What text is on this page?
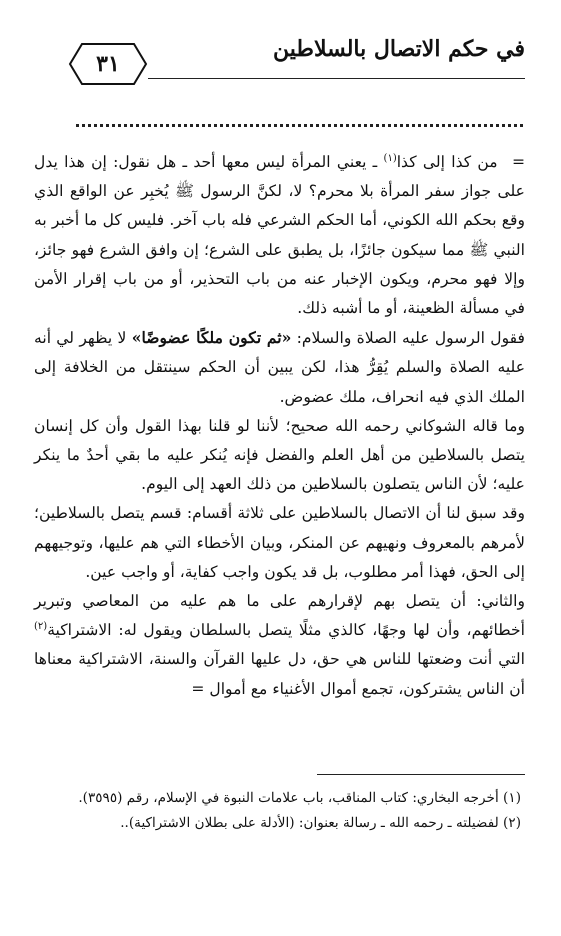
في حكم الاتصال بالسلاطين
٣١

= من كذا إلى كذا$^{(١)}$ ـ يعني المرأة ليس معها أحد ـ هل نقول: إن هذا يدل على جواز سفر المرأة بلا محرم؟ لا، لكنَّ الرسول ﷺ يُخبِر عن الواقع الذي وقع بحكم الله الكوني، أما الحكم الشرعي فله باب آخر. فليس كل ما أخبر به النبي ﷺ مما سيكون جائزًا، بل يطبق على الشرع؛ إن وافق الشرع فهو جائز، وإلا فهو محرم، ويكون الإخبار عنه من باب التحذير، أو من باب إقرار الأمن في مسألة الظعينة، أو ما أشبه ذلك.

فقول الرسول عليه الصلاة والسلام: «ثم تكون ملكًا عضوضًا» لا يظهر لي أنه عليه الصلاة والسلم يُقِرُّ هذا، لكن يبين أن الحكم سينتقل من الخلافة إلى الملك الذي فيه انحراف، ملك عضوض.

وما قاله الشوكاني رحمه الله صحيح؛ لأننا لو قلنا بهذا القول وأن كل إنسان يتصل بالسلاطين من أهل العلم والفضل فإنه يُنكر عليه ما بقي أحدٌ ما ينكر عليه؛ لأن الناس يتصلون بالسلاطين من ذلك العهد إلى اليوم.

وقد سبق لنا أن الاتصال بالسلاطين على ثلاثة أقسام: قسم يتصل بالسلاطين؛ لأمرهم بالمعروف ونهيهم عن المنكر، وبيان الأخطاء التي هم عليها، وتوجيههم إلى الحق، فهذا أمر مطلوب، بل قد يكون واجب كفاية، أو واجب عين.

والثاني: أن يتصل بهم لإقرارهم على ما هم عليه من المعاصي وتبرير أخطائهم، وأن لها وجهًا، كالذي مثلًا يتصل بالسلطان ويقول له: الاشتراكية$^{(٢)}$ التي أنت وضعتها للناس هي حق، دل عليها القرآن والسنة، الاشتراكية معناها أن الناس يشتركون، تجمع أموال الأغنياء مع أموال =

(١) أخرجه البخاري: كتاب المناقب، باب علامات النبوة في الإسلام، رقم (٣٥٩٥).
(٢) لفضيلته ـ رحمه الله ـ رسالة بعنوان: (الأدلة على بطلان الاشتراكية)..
+-------+
**Problem requirements:** Copy every line of the records above that contains "الاشتراكية".

**Response:**
والثاني: أن يتصل بهم لإقرارهم على ما هم عليه من المعاصي وتبرير أخطائهم، وأن لها وجهًا، كالذي مثلًا يتصل بالسلطان ويقول له: الاشتراكية$^{(٢)}$ التي أنت وضعتها للناس هي حق، دل عليها القرآن والسنة، الاشتراكية معناها أن الناس يشتركون، تجمع أموال الأغنياء مع أموال =
(٢) لفضيلته ـ رحمه الله ـ رسالة بعنوان: (الأدلة على بطلان الاشتراكية)..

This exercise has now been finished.